* **Information provided**:
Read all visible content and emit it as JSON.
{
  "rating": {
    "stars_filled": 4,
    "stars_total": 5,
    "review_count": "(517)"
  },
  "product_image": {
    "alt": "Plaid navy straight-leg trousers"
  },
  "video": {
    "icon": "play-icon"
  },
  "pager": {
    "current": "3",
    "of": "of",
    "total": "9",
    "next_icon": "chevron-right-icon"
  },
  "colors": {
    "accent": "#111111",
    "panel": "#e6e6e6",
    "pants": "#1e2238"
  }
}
---
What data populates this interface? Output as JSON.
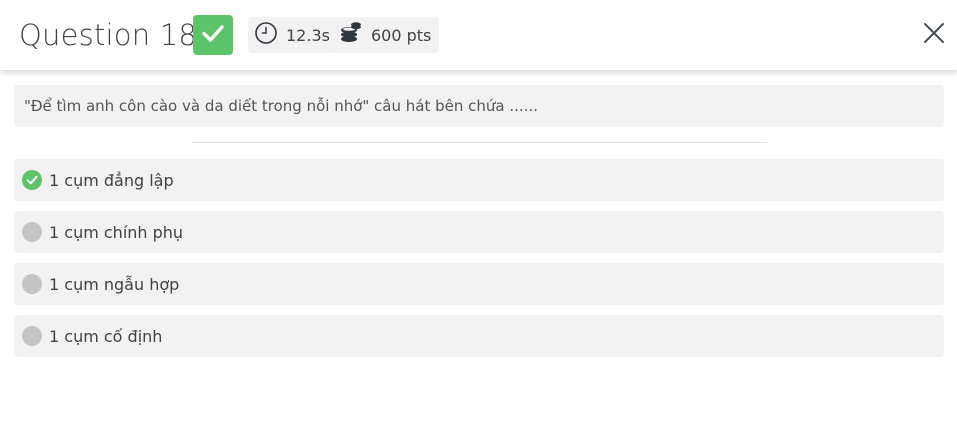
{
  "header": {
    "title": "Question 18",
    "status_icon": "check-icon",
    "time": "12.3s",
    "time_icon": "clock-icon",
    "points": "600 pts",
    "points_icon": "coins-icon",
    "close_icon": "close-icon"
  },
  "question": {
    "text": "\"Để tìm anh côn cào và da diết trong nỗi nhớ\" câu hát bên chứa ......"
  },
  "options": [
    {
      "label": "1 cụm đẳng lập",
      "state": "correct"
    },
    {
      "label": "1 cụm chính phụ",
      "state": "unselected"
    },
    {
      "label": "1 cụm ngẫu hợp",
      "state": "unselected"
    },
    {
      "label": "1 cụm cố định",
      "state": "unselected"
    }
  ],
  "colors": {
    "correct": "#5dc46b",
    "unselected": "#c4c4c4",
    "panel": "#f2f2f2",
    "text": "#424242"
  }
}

* **Description of the task**: Report how many lines of the data hold the string "icon"; give only the number.

* **Solution for this problem**: 6